_Input_:
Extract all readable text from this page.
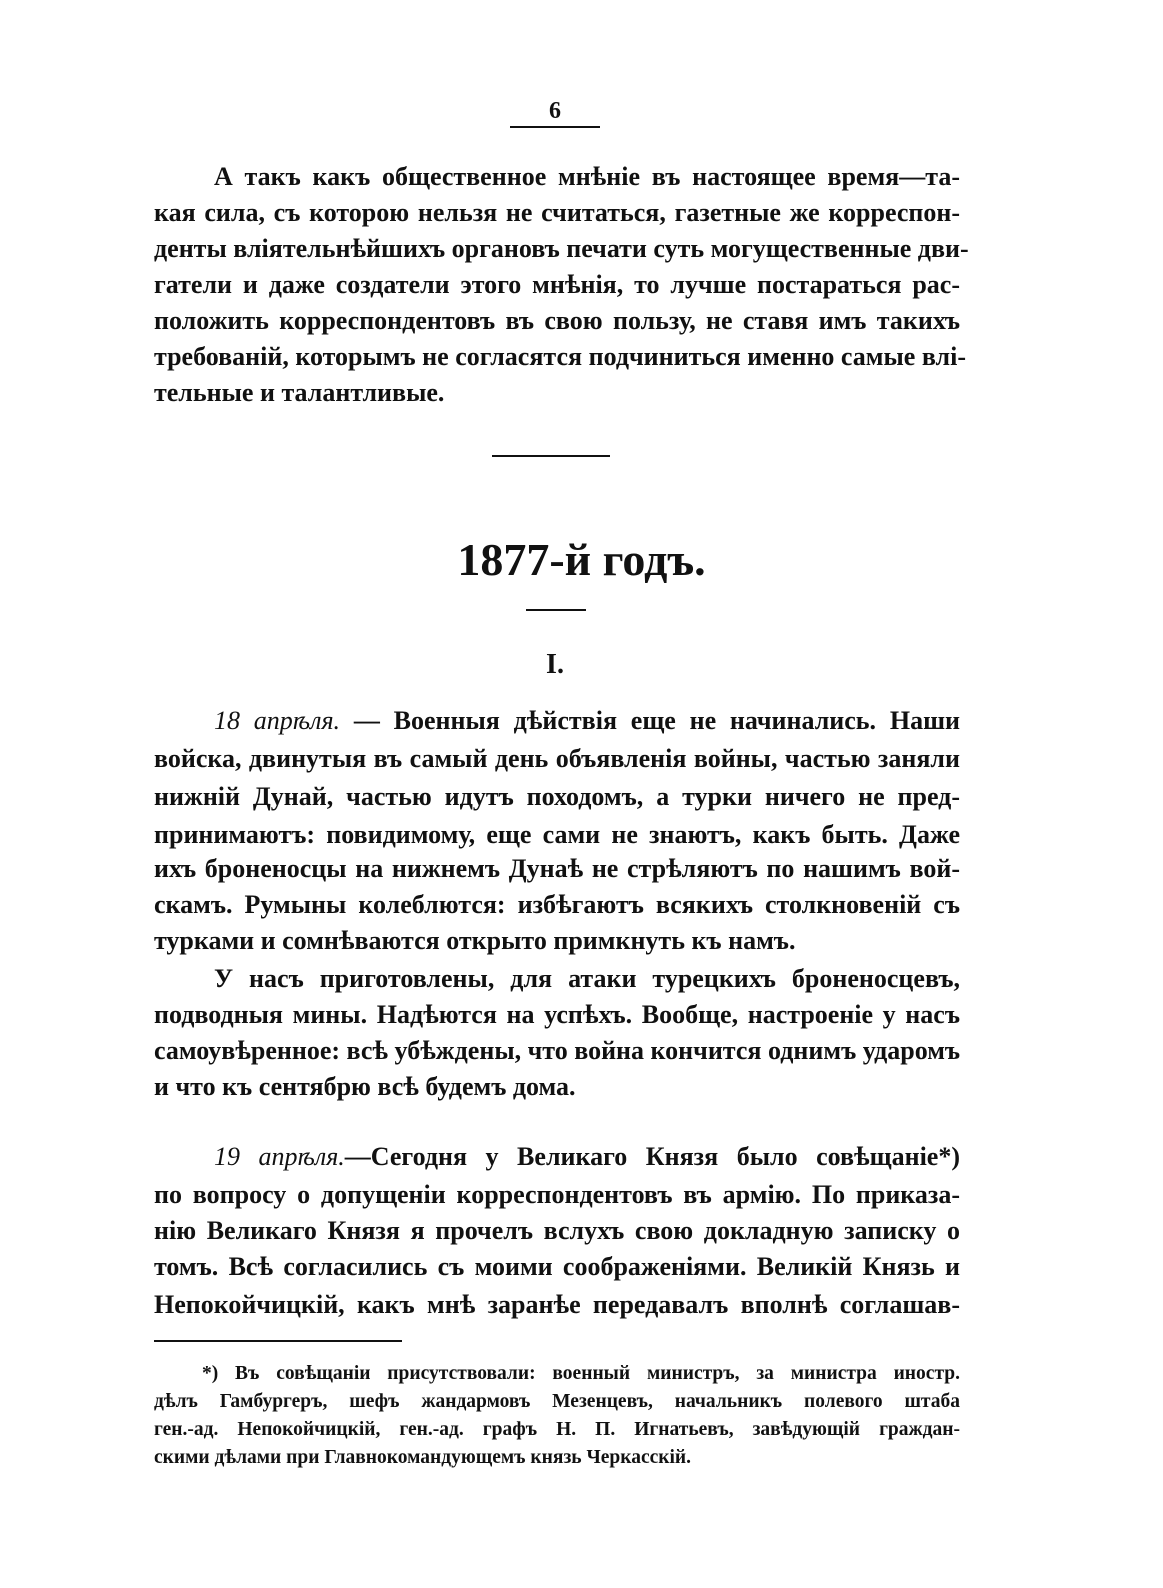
6
А такъ какъ общественное мнѣніе въ настоящее время—та-
кая сила, съ которою нельзя не считаться, газетные же корреспон-
денты вліятельнѣйшихъ органовъ печати суть могущественные дви-
гатели и даже создатели этого мнѣнія, то лучше постараться рас-
положить корреспондентовъ въ свою пользу, не ставя имъ такихъ
требованій, которымъ не согласятся подчиниться именно самые влі-
тельные и талантливые.
1877-й годъ.
I.
18 апрѣля. — Военныя дѣйствія еще не начинались. Наши
войска, двинутыя въ самый день объявленія войны, частью заняли
нижній Дунай, частью идутъ походомъ, а турки ничего не пред-
принимаютъ: повидимому, еще сами не знаютъ, какъ быть. Даже
ихъ броненосцы на нижнемъ Дунаѣ не стрѣляютъ по нашимъ вой-
скамъ. Румыны колеблются: избѣгаютъ всякихъ столкновеній съ
турками и сомнѣваются открыто примкнуть къ намъ.
У насъ приготовлены, для атаки турецкихъ броненосцевъ,
подводныя мины. Надѣются на успѣхъ. Вообще, настроеніе у насъ
самоувѣренное: всѣ убѣждены, что война кончится однимъ ударомъ
и что къ сентябрю всѣ будемъ дома.
19 апрѣля.—Сегодня у Великаго Князя было совѣщаніе*)
по вопросу о допущеніи корреспондентовъ въ армію. По приказа-
нію Великаго Князя я прочелъ вслухъ свою докладную записку о
томъ. Всѣ согласились съ моими соображеніями. Великій Князь и
Непокойчицкій, какъ мнѣ заранѣе передавалъ вполнѣ соглашав-
*) Въ совѣщаніи присутствовали: военный министръ, за министра иностр.
дѣлъ Гамбургеръ, шефъ жандармовъ Мезенцевъ, начальникъ полевого штаба
ген.-ад. Непокойчицкій, ген.-ад. графъ Н. П. Игнатьевъ, завѣдующій граждан-
скими дѣлами при Главнокомандующемъ князь Черкасскій.
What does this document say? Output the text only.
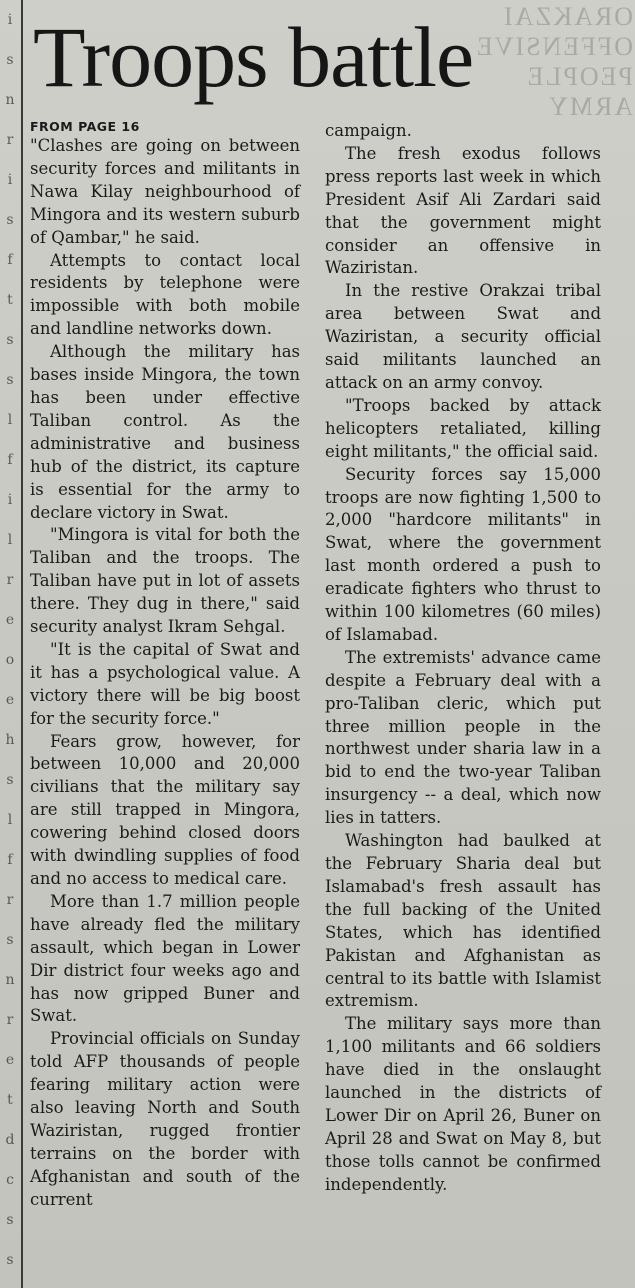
i
s
n
r
i
s
f
t
s
s
l
f
i
l
r
e
o
e
h
s
l
f
r
s
n
r
e
t
d
c
s
s
ORAKZAI
OFFENSIVE
PEOPLE
ARMY
Troops battle
FROM PAGE 16

"Clashes are going on between security forces and militants in Nawa Kilay neighbourhood of Mingora and its western suburb of Qambar," he said.

Attempts to contact local residents by telephone were impossible with both mobile and landline networks down.

Although the military has bases inside Mingora, the town has been under effective Taliban control. As the administrative and business hub of the district, its capture is essential for the army to declare victory in Swat.

"Mingora is vital for both the Taliban and the troops. The Taliban have put in lot of assets there. They dug in there," said security analyst Ikram Sehgal.

"It is the capital of Swat and it has a psychological value. A victory there will be big boost for the security force."

Fears grow, however, for between 10,000 and 20,000 civilians that the military say are still trapped in Mingora, cowering behind closed doors with dwindling supplies of food and no access to medical care.

More than 1.7 million people have already fled the military assault, which began in Lower Dir district four weeks ago and has now gripped Buner and Swat.

Provincial officials on Sunday told AFP thousands of people fearing military action were also leaving North and South Waziristan, rugged frontier terrains on the border with Afghanistan and south of the current

campaign.

The fresh exodus follows press reports last week in which President Asif Ali Zardari said that the government might consider an offensive in Waziristan.

In the restive Orakzai tribal area between Swat and Waziristan, a security official said militants launched an attack on an army convoy.

"Troops backed by attack helicopters retaliated, killing eight militants," the official said.

Security forces say 15,000 troops are now fighting 1,500 to 2,000 "hardcore militants" in Swat, where the government last month ordered a push to eradicate fighters who thrust to within 100 kilometres (60 miles) of Islamabad.

The extremists' advance came despite a February deal with a pro-Taliban cleric, which put three million people in the northwest under sharia law in a bid to end the two-year Taliban insurgency -- a deal, which now lies in tatters.

Washington had baulked at the February Sharia deal but Islamabad's fresh assault has the full backing of the United States, which has identified Pakistan and Afghanistan as central to its battle with Islamist extremism.

The military says more than 1,100 militants and 66 soldiers have died in the onslaught launched in the districts of Lower Dir on April 26, Buner on April 28 and Swat on May 8, but those tolls cannot be confirmed independently.
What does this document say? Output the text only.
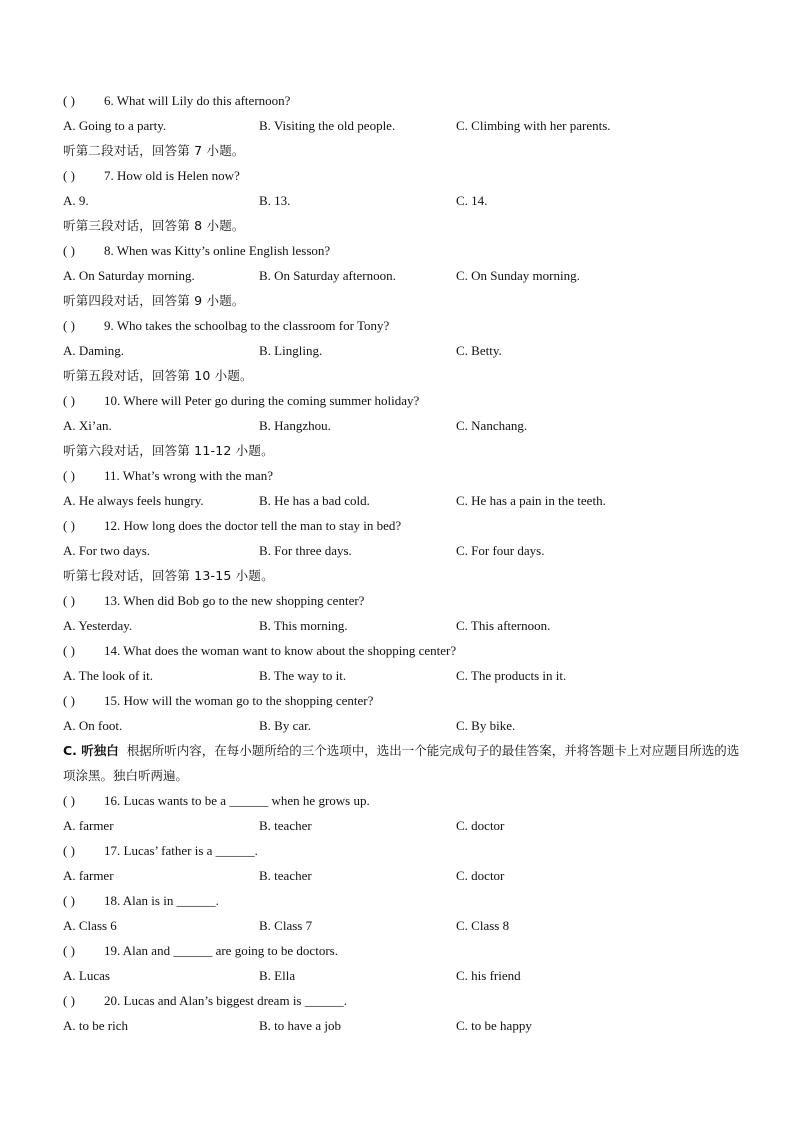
( ) 6. What will Lily do this afternoon?
A. Going to a party.	B. Visiting the old people.	C. Climbing with her parents.
听第二段对话，回答第 7 小题。
( ) 7. How old is Helen now?
A. 9.	B. 13.	C. 14.
听第三段对话，回答第 8 小题。
( ) 8. When was Kitty’s online English lesson?
A. On Saturday morning.	B. On Saturday afternoon.	C. On Sunday morning.
听第四段对话，回答第 9 小题。
( ) 9. Who takes the schoolbag to the classroom for Tony?
A. Daming.	B. Lingling.	C. Betty.
听第五段对话，回答第 10 小题。
( ) 10. Where will Peter go during the coming summer holiday?
A. Xi’an.	B. Hangzhou.	C. Nanchang.
听第六段对话，回答第 11-12 小题。
( ) 11. What’s wrong with the man?
A. He always feels hungry.	B. He has a bad cold.	C. He has a pain in the teeth.
( ) 12. How long does the doctor tell the man to stay in bed?
A. For two days.	B. For three days.	C. For four days.
听第七段对话，回答第 13-15 小题。
( ) 13. When did Bob go to the new shopping center?
A. Yesterday.	B. This morning.	C. This afternoon.
( ) 14. What does the woman want to know about the shopping center?
A. The look of it.	B. The way to it.	C. The products in it.
( ) 15. How will the woman go to the shopping center?
A. On foot.	B. By car.	C. By bike.
C. 听独白 根据所听内容，在每小题所给的三个选项中，选出一个能完成句子的最佳答案，并将答题卡上对应题目所选的选项涂黑。独白听两遍。
( ) 16. Lucas wants to be a ______ when he grows up.
A. farmer	B. teacher	C. doctor
( ) 17. Lucas’ father is a ______.
A. farmer	B. teacher	C. doctor
( ) 18. Alan is in ______.
A. Class 6	B. Class 7	C. Class 8
( ) 19. Alan and ______ are going to be doctors.
A. Lucas	B. Ella	C. his friend
( ) 20. Lucas and Alan’s biggest dream is ______.
A. to be rich	B. to have a job	C. to be happy
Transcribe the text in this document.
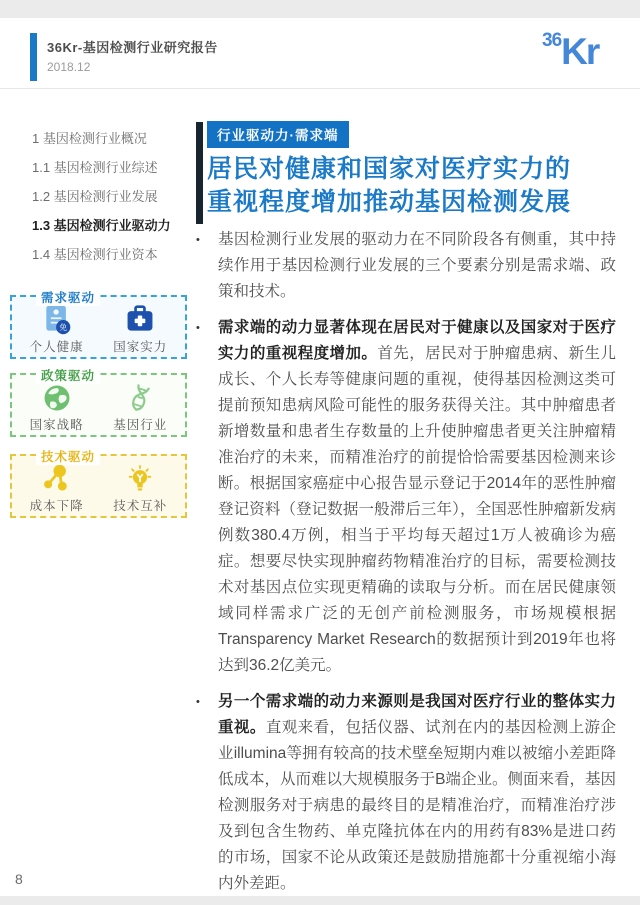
36Kr-基因检测行业研究报告
2018.12
36Kr
1 基因检测行业概况
1.1 基因检测行业综述
1.2 基因检测行业发展
1.3 基因检测行业驱动力
1.4 基因检测行业资本
需求驱动
免
个人健康	国家实力
政策驱动
国家战略	基因行业
技术驱动
成本下降	技术互补
行业驱动力·需求端
居民对健康和国家对医疗实力的
重视程度增加推动基因检测发展
•	基因检测行业发展的驱动力在不同阶段各有侧重，其中持续作用于基因检测行业发展的三个要素分别是需求端、政策和技术。

•	需求端的动力显著体现在居民对于健康以及国家对于医疗实力的重视程度增加。首先，居民对于肿瘤患病、新生儿成长、个人长寿等健康问题的重视，使得基因检测这类可提前预知患病风险可能性的服务获得关注。其中肿瘤患者新增数量和患者生存数量的上升使肿瘤患者更关注肿瘤精准治疗的未来，而精准治疗的前提恰恰需要基因检测来诊断。根据国家癌症中心报告显示登记于2014年的恶性肿瘤登记资料（登记数据一般滞后三年），全国恶性肿瘤新发病例数380.4万例，相当于平均每天超过1万人被确诊为癌症。想要尽快实现肿瘤药物精准治疗的目标，需要检测技术对基因点位实现更精确的读取与分析。而在居民健康领域同样需求广泛的无创产前检测服务，市场规模根据Transparency Market Research的数据预计到2019年也将达到36.2亿美元。

•	另一个需求端的动力来源则是我国对医疗行业的整体实力重视。直观来看，包括仪器、试剂在内的基因检测上游企业illumina等拥有较高的技术壁垒短期内难以被缩小差距降低成本，从而难以大规模服务于B端企业。侧面来看，基因检测服务对于病患的最终目的是精准治疗，而精准治疗涉及到包含生物药、单克隆抗体在内的用药有83%是进口药的市场，国家不论从政策还是鼓励措施都十分重视缩小海内外差距。

8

_Stated goal_: Only lines that contain the word "корреспондентовъ" are wanted; copy each of them.

_Exercise output_:
положить корреспондентовъ въ свою пользу, не ставя имъ такихъ
по вопросу о допущеніи корреспондентовъ въ армію. По приказа-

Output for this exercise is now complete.